▶ [Records from a data collection]:
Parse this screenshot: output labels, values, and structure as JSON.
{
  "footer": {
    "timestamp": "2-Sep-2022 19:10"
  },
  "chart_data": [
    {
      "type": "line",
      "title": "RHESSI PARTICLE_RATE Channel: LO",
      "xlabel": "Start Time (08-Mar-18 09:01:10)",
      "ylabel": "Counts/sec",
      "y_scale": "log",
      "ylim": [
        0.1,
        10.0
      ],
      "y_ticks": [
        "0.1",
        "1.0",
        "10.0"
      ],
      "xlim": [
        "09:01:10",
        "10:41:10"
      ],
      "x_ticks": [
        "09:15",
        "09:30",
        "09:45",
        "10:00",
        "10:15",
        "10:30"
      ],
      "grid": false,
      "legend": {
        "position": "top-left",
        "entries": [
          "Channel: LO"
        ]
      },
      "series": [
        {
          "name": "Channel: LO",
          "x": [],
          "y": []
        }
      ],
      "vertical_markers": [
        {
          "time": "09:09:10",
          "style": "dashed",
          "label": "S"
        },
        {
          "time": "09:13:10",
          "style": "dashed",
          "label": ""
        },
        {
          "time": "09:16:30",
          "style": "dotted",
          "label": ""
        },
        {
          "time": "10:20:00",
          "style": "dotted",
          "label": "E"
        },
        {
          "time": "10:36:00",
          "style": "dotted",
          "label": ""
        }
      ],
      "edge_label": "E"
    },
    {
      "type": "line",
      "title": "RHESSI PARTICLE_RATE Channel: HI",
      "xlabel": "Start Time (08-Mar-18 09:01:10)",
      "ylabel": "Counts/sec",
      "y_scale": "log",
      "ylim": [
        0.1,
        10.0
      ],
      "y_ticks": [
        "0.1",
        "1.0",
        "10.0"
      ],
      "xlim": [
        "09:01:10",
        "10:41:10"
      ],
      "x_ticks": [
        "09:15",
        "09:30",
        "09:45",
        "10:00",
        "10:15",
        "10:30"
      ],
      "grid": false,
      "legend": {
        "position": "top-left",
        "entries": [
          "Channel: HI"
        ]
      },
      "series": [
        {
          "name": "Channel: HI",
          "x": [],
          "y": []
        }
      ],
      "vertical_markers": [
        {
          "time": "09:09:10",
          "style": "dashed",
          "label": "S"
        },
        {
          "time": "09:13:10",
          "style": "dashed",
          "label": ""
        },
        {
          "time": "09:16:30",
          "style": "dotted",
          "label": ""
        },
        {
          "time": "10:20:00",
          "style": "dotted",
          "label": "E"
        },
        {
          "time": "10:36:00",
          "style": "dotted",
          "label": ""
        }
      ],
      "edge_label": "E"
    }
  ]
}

▶ [Given task]: Set down every record above exactly as given.

▶ [Exercise response]:
Parse this screenshot: output labels, values, and structure as JSON.
{
  "footer": {
    "timestamp": "2-Sep-2022 19:10"
  },
  "chart_data": [
    {
      "type": "line",
      "title": "RHESSI PARTICLE_RATE Channel: LO",
      "xlabel": "Start Time (08-Mar-18 09:01:10)",
      "ylabel": "Counts/sec",
      "y_scale": "log",
      "ylim": [
        0.1,
        10.0
      ],
      "y_ticks": [
        "0.1",
        "1.0",
        "10.0"
      ],
      "xlim": [
        "09:01:10",
        "10:41:10"
      ],
      "x_ticks": [
        "09:15",
        "09:30",
        "09:45",
        "10:00",
        "10:15",
        "10:30"
      ],
      "grid": false,
      "legend": {
        "position": "top-left",
        "entries": [
          "Channel: LO"
        ]
      },
      "series": [
        {
          "name": "Channel: LO",
          "x": [],
          "y": []
        }
      ],
      "vertical_markers": [
        {
          "time": "09:09:10",
          "style": "dashed",
          "label": "S"
        },
        {
          "time": "09:13:10",
          "style": "dashed",
          "label": ""
        },
        {
          "time": "09:16:30",
          "style": "dotted",
          "label": ""
        },
        {
          "time": "10:20:00",
          "style": "dotted",
          "label": "E"
        },
        {
          "time": "10:36:00",
          "style": "dotted",
          "label": ""
        }
      ],
      "edge_label": "E"
    },
    {
      "type": "line",
      "title": "RHESSI PARTICLE_RATE Channel: HI",
      "xlabel": "Start Time (08-Mar-18 09:01:10)",
      "ylabel": "Counts/sec",
      "y_scale": "log",
      "ylim": [
        0.1,
        10.0
      ],
      "y_ticks": [
        "0.1",
        "1.0",
        "10.0"
      ],
      "xlim": [
        "09:01:10",
        "10:41:10"
      ],
      "x_ticks": [
        "09:15",
        "09:30",
        "09:45",
        "10:00",
        "10:15",
        "10:30"
      ],
      "grid": false,
      "legend": {
        "position": "top-left",
        "entries": [
          "Channel: HI"
        ]
      },
      "series": [
        {
          "name": "Channel: HI",
          "x": [],
          "y": []
        }
      ],
      "vertical_markers": [
        {
          "time": "09:09:10",
          "style": "dashed",
          "label": "S"
        },
        {
          "time": "09:13:10",
          "style": "dashed",
          "label": ""
        },
        {
          "time": "09:16:30",
          "style": "dotted",
          "label": ""
        },
        {
          "time": "10:20:00",
          "style": "dotted",
          "label": "E"
        },
        {
          "time": "10:36:00",
          "style": "dotted",
          "label": ""
        }
      ],
      "edge_label": "E"
    }
  ]
}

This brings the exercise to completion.